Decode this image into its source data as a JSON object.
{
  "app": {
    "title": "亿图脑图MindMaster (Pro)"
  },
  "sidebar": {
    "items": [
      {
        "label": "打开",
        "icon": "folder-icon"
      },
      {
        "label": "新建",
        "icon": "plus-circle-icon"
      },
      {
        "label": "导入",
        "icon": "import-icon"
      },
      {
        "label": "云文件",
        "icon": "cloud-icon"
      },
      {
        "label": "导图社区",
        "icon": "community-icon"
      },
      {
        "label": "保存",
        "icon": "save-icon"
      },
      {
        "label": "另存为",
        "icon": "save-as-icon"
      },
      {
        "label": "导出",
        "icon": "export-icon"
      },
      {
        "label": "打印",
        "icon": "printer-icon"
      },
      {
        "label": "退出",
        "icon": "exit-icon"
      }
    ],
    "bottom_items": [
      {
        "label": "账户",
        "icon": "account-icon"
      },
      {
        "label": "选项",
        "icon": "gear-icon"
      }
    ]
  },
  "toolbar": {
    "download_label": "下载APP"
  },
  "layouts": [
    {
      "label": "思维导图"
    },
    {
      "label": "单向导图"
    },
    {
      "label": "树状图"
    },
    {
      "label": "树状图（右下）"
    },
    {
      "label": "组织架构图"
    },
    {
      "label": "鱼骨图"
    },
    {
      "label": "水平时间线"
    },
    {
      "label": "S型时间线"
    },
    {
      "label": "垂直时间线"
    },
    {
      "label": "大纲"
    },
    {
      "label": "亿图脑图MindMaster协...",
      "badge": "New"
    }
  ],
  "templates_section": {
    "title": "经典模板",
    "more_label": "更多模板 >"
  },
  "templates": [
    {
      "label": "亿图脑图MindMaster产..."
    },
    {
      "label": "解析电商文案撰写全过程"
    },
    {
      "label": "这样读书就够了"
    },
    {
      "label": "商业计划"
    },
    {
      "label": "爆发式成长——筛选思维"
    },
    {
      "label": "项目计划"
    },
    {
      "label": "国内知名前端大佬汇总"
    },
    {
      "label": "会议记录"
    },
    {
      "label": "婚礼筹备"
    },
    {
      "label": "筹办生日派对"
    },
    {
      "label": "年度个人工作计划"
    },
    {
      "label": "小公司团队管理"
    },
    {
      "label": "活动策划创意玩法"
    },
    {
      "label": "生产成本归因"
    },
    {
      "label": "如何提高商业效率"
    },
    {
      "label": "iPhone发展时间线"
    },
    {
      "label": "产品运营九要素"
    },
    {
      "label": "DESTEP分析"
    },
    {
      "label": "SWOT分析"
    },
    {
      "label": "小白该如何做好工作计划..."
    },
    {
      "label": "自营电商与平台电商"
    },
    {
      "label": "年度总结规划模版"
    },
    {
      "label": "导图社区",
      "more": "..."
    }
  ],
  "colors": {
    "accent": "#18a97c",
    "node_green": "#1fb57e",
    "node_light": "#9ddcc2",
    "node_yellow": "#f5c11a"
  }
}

- **OBJECTIVE**
Print the material verbatim, all of it.

- **CORRECT ANSWER**
Decode this image into its source data as a JSON object.
{
  "app": {
    "title": "亿图脑图MindMaster (Pro)"
  },
  "sidebar": {
    "items": [
      {
        "label": "打开",
        "icon": "folder-icon"
      },
      {
        "label": "新建",
        "icon": "plus-circle-icon"
      },
      {
        "label": "导入",
        "icon": "import-icon"
      },
      {
        "label": "云文件",
        "icon": "cloud-icon"
      },
      {
        "label": "导图社区",
        "icon": "community-icon"
      },
      {
        "label": "保存",
        "icon": "save-icon"
      },
      {
        "label": "另存为",
        "icon": "save-as-icon"
      },
      {
        "label": "导出",
        "icon": "export-icon"
      },
      {
        "label": "打印",
        "icon": "printer-icon"
      },
      {
        "label": "退出",
        "icon": "exit-icon"
      }
    ],
    "bottom_items": [
      {
        "label": "账户",
        "icon": "account-icon"
      },
      {
        "label": "选项",
        "icon": "gear-icon"
      }
    ]
  },
  "toolbar": {
    "download_label": "下载APP"
  },
  "layouts": [
    {
      "label": "思维导图"
    },
    {
      "label": "单向导图"
    },
    {
      "label": "树状图"
    },
    {
      "label": "树状图（右下）"
    },
    {
      "label": "组织架构图"
    },
    {
      "label": "鱼骨图"
    },
    {
      "label": "水平时间线"
    },
    {
      "label": "S型时间线"
    },
    {
      "label": "垂直时间线"
    },
    {
      "label": "大纲"
    },
    {
      "label": "亿图脑图MindMaster协...",
      "badge": "New"
    }
  ],
  "templates_section": {
    "title": "经典模板",
    "more_label": "更多模板 >"
  },
  "templates": [
    {
      "label": "亿图脑图MindMaster产..."
    },
    {
      "label": "解析电商文案撰写全过程"
    },
    {
      "label": "这样读书就够了"
    },
    {
      "label": "商业计划"
    },
    {
      "label": "爆发式成长——筛选思维"
    },
    {
      "label": "项目计划"
    },
    {
      "label": "国内知名前端大佬汇总"
    },
    {
      "label": "会议记录"
    },
    {
      "label": "婚礼筹备"
    },
    {
      "label": "筹办生日派对"
    },
    {
      "label": "年度个人工作计划"
    },
    {
      "label": "小公司团队管理"
    },
    {
      "label": "活动策划创意玩法"
    },
    {
      "label": "生产成本归因"
    },
    {
      "label": "如何提高商业效率"
    },
    {
      "label": "iPhone发展时间线"
    },
    {
      "label": "产品运营九要素"
    },
    {
      "label": "DESTEP分析"
    },
    {
      "label": "SWOT分析"
    },
    {
      "label": "小白该如何做好工作计划..."
    },
    {
      "label": "自营电商与平台电商"
    },
    {
      "label": "年度总结规划模版"
    },
    {
      "label": "导图社区",
      "more": "..."
    }
  ],
  "colors": {
    "accent": "#18a97c",
    "node_green": "#1fb57e",
    "node_light": "#9ddcc2",
    "node_yellow": "#f5c11a"
  }
}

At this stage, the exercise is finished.